__Source material__
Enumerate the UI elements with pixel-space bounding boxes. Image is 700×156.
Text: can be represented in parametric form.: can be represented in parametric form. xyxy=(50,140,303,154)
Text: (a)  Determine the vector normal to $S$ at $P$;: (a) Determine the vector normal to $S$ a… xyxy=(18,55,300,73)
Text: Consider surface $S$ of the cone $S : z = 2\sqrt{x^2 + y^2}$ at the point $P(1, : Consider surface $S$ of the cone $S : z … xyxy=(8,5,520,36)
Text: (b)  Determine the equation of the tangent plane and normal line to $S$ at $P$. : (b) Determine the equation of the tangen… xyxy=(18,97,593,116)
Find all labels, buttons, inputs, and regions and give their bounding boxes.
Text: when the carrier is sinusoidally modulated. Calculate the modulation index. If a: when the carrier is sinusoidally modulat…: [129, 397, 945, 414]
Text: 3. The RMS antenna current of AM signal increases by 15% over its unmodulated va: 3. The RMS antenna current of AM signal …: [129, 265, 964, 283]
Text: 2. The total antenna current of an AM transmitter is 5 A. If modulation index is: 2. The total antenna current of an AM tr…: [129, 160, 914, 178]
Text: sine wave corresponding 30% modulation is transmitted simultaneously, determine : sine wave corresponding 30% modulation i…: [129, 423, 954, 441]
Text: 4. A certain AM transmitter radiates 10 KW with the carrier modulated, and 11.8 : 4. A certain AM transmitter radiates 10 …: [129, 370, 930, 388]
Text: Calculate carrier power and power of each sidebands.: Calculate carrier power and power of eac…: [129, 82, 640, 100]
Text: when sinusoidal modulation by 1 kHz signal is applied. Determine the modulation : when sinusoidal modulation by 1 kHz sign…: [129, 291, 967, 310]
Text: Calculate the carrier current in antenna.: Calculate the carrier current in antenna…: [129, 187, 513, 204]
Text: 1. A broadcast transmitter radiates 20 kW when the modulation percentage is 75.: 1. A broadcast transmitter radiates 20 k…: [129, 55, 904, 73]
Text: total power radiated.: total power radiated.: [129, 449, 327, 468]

__What you will do__
Transcribe every line of the records above verbatim.

__Solution to the exercise__
Enumerate the UI elements with pixel-space bounding boxes. Image is 700×156.
Text: can be represented in parametric form.: can be represented in parametric form. xyxy=(50,140,303,154)
Text: (a)  Determine the vector normal to $S$ at $P$;: (a) Determine the vector normal to $S$ a… xyxy=(18,55,300,73)
Text: Consider surface $S$ of the cone $S : z = 2\sqrt{x^2 + y^2}$ at the point $P(1, : Consider surface $S$ of the cone $S : z … xyxy=(8,5,520,36)
Text: (b)  Determine the equation of the tangent plane and normal line to $S$ at $P$. : (b) Determine the equation of the tangen… xyxy=(18,97,593,116)
Find all labels, buttons, inputs, and regions and give their bounding boxes.
Text: when the carrier is sinusoidally modulated. Calculate the modulation index. If a: when the carrier is sinusoidally modulat…: [129, 397, 945, 414]
Text: 3. The RMS antenna current of AM signal increases by 15% over its unmodulated va: 3. The RMS antenna current of AM signal …: [129, 265, 964, 283]
Text: 2. The total antenna current of an AM transmitter is 5 A. If modulation index is: 2. The total antenna current of an AM tr…: [129, 160, 914, 178]
Text: sine wave corresponding 30% modulation is transmitted simultaneously, determine : sine wave corresponding 30% modulation i…: [129, 423, 954, 441]
Text: 4. A certain AM transmitter radiates 10 KW with the carrier modulated, and 11.8 : 4. A certain AM transmitter radiates 10 …: [129, 370, 930, 388]
Text: Calculate carrier power and power of each sidebands.: Calculate carrier power and power of eac…: [129, 82, 640, 100]
Text: when sinusoidal modulation by 1 kHz signal is applied. Determine the modulation : when sinusoidal modulation by 1 kHz sign…: [129, 291, 967, 310]
Text: Calculate the carrier current in antenna.: Calculate the carrier current in antenna…: [129, 187, 513, 204]
Text: 1. A broadcast transmitter radiates 20 kW when the modulation percentage is 75.: 1. A broadcast transmitter radiates 20 k…: [129, 55, 904, 73]
Text: total power radiated.: total power radiated.: [129, 449, 327, 468]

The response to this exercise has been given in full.